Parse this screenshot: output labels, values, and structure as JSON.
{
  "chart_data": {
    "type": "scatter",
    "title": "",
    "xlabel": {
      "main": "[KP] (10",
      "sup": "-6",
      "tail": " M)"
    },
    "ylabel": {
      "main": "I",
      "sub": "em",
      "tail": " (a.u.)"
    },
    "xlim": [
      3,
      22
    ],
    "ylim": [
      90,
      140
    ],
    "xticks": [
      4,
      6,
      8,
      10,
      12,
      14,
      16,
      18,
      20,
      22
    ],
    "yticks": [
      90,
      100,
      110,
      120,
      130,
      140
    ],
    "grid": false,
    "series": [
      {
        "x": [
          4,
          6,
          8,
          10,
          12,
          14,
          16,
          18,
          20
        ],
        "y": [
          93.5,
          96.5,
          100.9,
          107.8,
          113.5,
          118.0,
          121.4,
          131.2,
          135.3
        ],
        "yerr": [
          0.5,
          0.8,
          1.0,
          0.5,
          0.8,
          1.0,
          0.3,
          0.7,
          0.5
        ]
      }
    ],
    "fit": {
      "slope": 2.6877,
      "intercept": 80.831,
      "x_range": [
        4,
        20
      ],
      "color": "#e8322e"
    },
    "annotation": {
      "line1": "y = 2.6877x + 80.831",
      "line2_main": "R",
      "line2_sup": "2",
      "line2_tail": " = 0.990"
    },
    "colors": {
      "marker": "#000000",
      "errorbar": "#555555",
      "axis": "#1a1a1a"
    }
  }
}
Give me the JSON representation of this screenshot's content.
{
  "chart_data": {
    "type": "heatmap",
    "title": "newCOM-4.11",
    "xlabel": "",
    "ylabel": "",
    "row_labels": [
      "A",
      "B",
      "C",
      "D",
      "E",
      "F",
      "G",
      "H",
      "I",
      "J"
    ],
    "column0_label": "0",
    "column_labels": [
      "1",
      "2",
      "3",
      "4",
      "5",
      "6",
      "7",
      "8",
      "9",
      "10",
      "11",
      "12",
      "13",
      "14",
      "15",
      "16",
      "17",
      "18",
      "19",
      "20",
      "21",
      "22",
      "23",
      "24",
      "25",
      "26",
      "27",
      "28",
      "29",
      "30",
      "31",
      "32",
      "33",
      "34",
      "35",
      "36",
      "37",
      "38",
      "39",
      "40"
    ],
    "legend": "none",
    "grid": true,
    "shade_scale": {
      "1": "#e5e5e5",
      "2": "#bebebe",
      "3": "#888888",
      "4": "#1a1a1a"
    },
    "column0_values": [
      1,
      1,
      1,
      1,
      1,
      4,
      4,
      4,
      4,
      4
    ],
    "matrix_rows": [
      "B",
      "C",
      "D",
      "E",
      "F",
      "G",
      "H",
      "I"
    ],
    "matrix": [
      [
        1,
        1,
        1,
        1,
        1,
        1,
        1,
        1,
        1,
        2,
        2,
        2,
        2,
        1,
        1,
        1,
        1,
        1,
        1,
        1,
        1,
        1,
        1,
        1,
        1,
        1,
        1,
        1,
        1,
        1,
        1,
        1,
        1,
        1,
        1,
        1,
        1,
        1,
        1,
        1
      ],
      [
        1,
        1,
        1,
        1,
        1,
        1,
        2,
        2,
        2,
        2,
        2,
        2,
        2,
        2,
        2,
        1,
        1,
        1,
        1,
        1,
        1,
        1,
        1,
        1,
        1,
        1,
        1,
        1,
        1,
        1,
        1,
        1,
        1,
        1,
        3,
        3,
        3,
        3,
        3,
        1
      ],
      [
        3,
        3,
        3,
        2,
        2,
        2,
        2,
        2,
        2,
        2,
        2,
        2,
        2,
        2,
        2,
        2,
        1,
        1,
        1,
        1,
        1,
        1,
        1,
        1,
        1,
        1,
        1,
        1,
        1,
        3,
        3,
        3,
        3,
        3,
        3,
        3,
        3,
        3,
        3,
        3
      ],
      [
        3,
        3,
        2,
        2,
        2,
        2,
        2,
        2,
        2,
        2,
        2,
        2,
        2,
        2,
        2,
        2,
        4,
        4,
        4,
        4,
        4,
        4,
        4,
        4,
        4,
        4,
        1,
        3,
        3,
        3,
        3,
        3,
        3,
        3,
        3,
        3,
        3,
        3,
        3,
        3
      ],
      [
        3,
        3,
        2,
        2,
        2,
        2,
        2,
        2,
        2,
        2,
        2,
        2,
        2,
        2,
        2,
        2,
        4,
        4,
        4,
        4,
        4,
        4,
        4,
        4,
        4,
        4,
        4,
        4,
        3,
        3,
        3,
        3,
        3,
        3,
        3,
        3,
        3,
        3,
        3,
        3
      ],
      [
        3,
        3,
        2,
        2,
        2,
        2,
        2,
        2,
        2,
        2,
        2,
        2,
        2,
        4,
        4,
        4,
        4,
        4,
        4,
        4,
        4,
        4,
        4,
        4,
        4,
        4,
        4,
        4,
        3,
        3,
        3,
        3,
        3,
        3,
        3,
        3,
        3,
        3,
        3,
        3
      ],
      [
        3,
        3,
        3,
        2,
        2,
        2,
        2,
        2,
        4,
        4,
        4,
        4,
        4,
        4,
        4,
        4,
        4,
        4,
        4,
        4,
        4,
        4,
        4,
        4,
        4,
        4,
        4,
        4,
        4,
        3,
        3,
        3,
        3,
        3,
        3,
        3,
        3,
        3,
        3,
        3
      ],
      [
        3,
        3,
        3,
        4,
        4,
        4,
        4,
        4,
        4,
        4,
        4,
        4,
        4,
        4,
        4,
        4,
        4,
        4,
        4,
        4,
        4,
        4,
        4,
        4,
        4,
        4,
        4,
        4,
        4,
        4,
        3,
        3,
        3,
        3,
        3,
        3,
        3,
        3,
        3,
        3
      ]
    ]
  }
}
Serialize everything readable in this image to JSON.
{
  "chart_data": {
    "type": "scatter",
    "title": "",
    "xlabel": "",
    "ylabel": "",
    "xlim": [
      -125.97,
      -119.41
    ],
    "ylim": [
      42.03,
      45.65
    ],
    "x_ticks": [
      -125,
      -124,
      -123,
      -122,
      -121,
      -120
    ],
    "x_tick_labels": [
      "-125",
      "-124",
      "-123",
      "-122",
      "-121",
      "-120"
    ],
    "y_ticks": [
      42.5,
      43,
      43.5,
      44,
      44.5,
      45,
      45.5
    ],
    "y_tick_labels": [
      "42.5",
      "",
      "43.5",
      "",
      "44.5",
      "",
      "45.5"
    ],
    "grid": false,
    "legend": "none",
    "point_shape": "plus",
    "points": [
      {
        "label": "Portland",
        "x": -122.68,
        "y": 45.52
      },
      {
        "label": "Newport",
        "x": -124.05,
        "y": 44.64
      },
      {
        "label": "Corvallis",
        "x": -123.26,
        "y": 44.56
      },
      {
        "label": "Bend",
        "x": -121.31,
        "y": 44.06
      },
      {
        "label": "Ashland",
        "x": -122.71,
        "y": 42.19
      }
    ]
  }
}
------
Exercise
Write out every line of the data that holds the word "screenshot".

Correct result
Parse this screenshot: output labels, values, and structure as JSON.
Give me the JSON representation of this screenshot's content.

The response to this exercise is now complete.